- _Stated exercise_: Below is a listing; copy all of it exactly.

- _Information provided_:
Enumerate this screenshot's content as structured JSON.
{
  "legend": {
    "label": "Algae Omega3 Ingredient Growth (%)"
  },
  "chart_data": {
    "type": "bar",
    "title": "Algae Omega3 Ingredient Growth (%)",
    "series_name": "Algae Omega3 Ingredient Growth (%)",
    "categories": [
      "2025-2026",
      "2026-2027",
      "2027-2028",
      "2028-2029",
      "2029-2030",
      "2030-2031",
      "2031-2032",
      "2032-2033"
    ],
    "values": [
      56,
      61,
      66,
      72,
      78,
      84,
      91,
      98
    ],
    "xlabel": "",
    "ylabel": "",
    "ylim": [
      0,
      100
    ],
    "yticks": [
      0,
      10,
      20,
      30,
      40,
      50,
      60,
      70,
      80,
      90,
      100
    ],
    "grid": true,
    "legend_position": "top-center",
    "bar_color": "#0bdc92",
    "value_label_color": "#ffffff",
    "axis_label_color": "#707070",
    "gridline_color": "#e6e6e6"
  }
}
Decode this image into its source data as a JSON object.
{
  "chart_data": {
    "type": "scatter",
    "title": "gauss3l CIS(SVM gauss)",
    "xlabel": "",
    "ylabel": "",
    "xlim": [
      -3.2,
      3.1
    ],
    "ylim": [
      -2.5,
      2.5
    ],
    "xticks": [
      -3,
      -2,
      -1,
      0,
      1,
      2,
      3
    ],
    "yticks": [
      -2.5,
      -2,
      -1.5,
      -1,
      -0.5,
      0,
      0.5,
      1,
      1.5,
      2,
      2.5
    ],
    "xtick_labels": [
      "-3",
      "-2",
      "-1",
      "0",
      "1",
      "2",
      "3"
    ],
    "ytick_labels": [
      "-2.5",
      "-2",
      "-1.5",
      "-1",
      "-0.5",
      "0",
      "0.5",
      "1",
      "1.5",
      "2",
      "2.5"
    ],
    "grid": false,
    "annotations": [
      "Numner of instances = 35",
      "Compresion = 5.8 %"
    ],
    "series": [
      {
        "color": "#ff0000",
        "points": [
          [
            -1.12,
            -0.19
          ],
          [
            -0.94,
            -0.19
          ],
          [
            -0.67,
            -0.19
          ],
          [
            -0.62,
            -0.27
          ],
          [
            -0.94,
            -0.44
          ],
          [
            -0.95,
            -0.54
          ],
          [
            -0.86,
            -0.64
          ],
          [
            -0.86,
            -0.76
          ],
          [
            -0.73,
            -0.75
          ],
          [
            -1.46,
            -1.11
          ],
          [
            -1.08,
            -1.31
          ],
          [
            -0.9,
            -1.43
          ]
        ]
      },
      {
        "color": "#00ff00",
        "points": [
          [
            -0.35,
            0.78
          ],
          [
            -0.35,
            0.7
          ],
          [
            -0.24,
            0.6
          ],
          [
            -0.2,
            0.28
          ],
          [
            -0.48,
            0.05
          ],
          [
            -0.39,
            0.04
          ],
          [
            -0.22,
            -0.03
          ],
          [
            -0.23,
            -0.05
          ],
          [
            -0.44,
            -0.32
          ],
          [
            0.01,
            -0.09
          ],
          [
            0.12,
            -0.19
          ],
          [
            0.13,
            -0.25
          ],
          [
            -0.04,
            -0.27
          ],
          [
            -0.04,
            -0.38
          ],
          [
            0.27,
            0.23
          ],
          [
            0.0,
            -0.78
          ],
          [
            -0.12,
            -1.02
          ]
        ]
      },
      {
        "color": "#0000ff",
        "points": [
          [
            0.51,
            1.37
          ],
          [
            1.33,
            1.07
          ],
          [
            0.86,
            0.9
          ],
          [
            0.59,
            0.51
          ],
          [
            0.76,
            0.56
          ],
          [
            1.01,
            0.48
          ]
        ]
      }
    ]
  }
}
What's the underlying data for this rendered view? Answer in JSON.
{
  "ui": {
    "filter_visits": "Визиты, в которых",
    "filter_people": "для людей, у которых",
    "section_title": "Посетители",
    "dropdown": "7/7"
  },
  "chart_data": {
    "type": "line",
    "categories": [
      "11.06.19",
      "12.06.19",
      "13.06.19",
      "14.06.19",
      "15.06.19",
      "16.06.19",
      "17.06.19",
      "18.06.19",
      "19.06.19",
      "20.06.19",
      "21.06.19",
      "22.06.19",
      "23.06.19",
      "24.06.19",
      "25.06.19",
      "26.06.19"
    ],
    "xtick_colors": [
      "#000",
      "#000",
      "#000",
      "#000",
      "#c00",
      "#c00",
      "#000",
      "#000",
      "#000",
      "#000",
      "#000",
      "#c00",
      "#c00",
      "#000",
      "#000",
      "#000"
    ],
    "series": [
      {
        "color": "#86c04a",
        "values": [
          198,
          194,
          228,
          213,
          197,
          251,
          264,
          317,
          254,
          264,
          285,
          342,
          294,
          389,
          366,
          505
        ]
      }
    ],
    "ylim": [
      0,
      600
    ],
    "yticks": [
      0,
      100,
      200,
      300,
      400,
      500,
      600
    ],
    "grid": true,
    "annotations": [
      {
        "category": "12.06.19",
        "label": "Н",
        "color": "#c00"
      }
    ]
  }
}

- _Correct response_:
Enumerate this screenshot's content as structured JSON.
{
  "legend": {
    "label": "Algae Omega3 Ingredient Growth (%)"
  },
  "chart_data": {
    "type": "bar",
    "title": "Algae Omega3 Ingredient Growth (%)",
    "series_name": "Algae Omega3 Ingredient Growth (%)",
    "categories": [
      "2025-2026",
      "2026-2027",
      "2027-2028",
      "2028-2029",
      "2029-2030",
      "2030-2031",
      "2031-2032",
      "2032-2033"
    ],
    "values": [
      56,
      61,
      66,
      72,
      78,
      84,
      91,
      98
    ],
    "xlabel": "",
    "ylabel": "",
    "ylim": [
      0,
      100
    ],
    "yticks": [
      0,
      10,
      20,
      30,
      40,
      50,
      60,
      70,
      80,
      90,
      100
    ],
    "grid": true,
    "legend_position": "top-center",
    "bar_color": "#0bdc92",
    "value_label_color": "#ffffff",
    "axis_label_color": "#707070",
    "gridline_color": "#e6e6e6"
  }
}
Decode this image into its source data as a JSON object.
{
  "chart_data": {
    "type": "scatter",
    "title": "gauss3l CIS(SVM gauss)",
    "xlabel": "",
    "ylabel": "",
    "xlim": [
      -3.2,
      3.1
    ],
    "ylim": [
      -2.5,
      2.5
    ],
    "xticks": [
      -3,
      -2,
      -1,
      0,
      1,
      2,
      3
    ],
    "yticks": [
      -2.5,
      -2,
      -1.5,
      -1,
      -0.5,
      0,
      0.5,
      1,
      1.5,
      2,
      2.5
    ],
    "xtick_labels": [
      "-3",
      "-2",
      "-1",
      "0",
      "1",
      "2",
      "3"
    ],
    "ytick_labels": [
      "-2.5",
      "-2",
      "-1.5",
      "-1",
      "-0.5",
      "0",
      "0.5",
      "1",
      "1.5",
      "2",
      "2.5"
    ],
    "grid": false,
    "annotations": [
      "Numner of instances = 35",
      "Compresion = 5.8 %"
    ],
    "series": [
      {
        "color": "#ff0000",
        "points": [
          [
            -1.12,
            -0.19
          ],
          [
            -0.94,
            -0.19
          ],
          [
            -0.67,
            -0.19
          ],
          [
            -0.62,
            -0.27
          ],
          [
            -0.94,
            -0.44
          ],
          [
            -0.95,
            -0.54
          ],
          [
            -0.86,
            -0.64
          ],
          [
            -0.86,
            -0.76
          ],
          [
            -0.73,
            -0.75
          ],
          [
            -1.46,
            -1.11
          ],
          [
            -1.08,
            -1.31
          ],
          [
            -0.9,
            -1.43
          ]
        ]
      },
      {
        "color": "#00ff00",
        "points": [
          [
            -0.35,
            0.78
          ],
          [
            -0.35,
            0.7
          ],
          [
            -0.24,
            0.6
          ],
          [
            -0.2,
            0.28
          ],
          [
            -0.48,
            0.05
          ],
          [
            -0.39,
            0.04
          ],
          [
            -0.22,
            -0.03
          ],
          [
            -0.23,
            -0.05
          ],
          [
            -0.44,
            -0.32
          ],
          [
            0.01,
            -0.09
          ],
          [
            0.12,
            -0.19
          ],
          [
            0.13,
            -0.25
          ],
          [
            -0.04,
            -0.27
          ],
          [
            -0.04,
            -0.38
          ],
          [
            0.27,
            0.23
          ],
          [
            0.0,
            -0.78
          ],
          [
            -0.12,
            -1.02
          ]
        ]
      },
      {
        "color": "#0000ff",
        "points": [
          [
            0.51,
            1.37
          ],
          [
            1.33,
            1.07
          ],
          [
            0.86,
            0.9
          ],
          [
            0.59,
            0.51
          ],
          [
            0.76,
            0.56
          ],
          [
            1.01,
            0.48
          ]
        ]
      }
    ]
  }
}
What's the underlying data for this rendered view? Answer in JSON.
{
  "ui": {
    "filter_visits": "Визиты, в которых",
    "filter_people": "для людей, у которых",
    "section_title": "Посетители",
    "dropdown": "7/7"
  },
  "chart_data": {
    "type": "line",
    "categories": [
      "11.06.19",
      "12.06.19",
      "13.06.19",
      "14.06.19",
      "15.06.19",
      "16.06.19",
      "17.06.19",
      "18.06.19",
      "19.06.19",
      "20.06.19",
      "21.06.19",
      "22.06.19",
      "23.06.19",
      "24.06.19",
      "25.06.19",
      "26.06.19"
    ],
    "xtick_colors": [
      "#000",
      "#000",
      "#000",
      "#000",
      "#c00",
      "#c00",
      "#000",
      "#000",
      "#000",
      "#000",
      "#000",
      "#c00",
      "#c00",
      "#000",
      "#000",
      "#000"
    ],
    "series": [
      {
        "color": "#86c04a",
        "values": [
          198,
          194,
          228,
          213,
          197,
          251,
          264,
          317,
          254,
          264,
          285,
          342,
          294,
          389,
          366,
          505
        ]
      }
    ],
    "ylim": [
      0,
      600
    ],
    "yticks": [
      0,
      100,
      200,
      300,
      400,
      500,
      600
    ],
    "grid": true,
    "annotations": [
      {
        "category": "12.06.19",
        "label": "Н",
        "color": "#c00"
      }
    ]
  }
}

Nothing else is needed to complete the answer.